• **Goal**
Will you quote all of the entries, word for word?

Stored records

◆ ◆ ◆ ◆ ◆

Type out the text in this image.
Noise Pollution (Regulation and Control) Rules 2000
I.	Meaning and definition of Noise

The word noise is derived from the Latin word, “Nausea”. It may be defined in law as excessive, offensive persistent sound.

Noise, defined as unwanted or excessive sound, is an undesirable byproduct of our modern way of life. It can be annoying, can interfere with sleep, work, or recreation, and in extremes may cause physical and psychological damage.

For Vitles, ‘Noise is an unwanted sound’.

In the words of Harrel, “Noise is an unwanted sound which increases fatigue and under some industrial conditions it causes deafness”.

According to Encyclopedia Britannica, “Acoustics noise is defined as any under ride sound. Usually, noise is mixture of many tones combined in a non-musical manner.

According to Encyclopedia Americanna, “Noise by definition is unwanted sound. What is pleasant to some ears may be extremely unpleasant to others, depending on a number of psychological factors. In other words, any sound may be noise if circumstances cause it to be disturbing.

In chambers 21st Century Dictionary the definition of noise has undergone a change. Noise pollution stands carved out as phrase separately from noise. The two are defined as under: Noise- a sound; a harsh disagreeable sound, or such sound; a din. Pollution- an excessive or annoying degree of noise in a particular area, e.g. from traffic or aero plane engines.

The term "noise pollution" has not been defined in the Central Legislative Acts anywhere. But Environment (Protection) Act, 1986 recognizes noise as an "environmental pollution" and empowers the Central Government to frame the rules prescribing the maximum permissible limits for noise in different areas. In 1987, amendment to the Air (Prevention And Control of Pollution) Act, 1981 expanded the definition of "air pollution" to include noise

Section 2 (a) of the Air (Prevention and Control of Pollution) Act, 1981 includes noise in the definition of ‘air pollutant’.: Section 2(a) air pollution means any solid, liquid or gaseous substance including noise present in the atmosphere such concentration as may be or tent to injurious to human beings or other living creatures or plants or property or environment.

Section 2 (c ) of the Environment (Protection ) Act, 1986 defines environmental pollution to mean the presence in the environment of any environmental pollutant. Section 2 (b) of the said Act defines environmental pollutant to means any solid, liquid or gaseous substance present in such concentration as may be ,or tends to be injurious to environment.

◆ ◆ ◆ ◆ ◆

• **Output below**
Type out the text in this image.
Noise Pollution (Regulation and Control) Rules 2000
I.	Meaning and definition of Noise

The word noise is derived from the Latin word, “Nausea”. It may be defined in law as excessive, offensive persistent sound.

Noise, defined as unwanted or excessive sound, is an undesirable byproduct of our modern way of life. It can be annoying, can interfere with sleep, work, or recreation, and in extremes may cause physical and psychological damage.

For Vitles, ‘Noise is an unwanted sound’.

In the words of Harrel, “Noise is an unwanted sound which increases fatigue and under some industrial conditions it causes deafness”.

According to Encyclopedia Britannica, “Acoustics noise is defined as any under ride sound. Usually, noise is mixture of many tones combined in a non-musical manner.

According to Encyclopedia Americanna, “Noise by definition is unwanted sound. What is pleasant to some ears may be extremely unpleasant to others, depending on a number of psychological factors. In other words, any sound may be noise if circumstances cause it to be disturbing.

In chambers 21st Century Dictionary the definition of noise has undergone a change. Noise pollution stands carved out as phrase separately from noise. The two are defined as under: Noise- a sound; a harsh disagreeable sound, or such sound; a din. Pollution- an excessive or annoying degree of noise in a particular area, e.g. from traffic or aero plane engines.

The term "noise pollution" has not been defined in the Central Legislative Acts anywhere. But Environment (Protection) Act, 1986 recognizes noise as an "environmental pollution" and empowers the Central Government to frame the rules prescribing the maximum permissible limits for noise in different areas. In 1987, amendment to the Air (Prevention And Control of Pollution) Act, 1981 expanded the definition of "air pollution" to include noise

Section 2 (a) of the Air (Prevention and Control of Pollution) Act, 1981 includes noise in the definition of ‘air pollutant’.: Section 2(a) air pollution means any solid, liquid or gaseous substance including noise present in the atmosphere such concentration as may be or tent to injurious to human beings or other living creatures or plants or property or environment.

Section 2 (c ) of the Environment (Protection ) Act, 1986 defines environmental pollution to mean the presence in the environment of any environmental pollutant. Section 2 (b) of the said Act defines environmental pollutant to means any solid, liquid or gaseous substance present in such concentration as may be ,or tends to be injurious to environment.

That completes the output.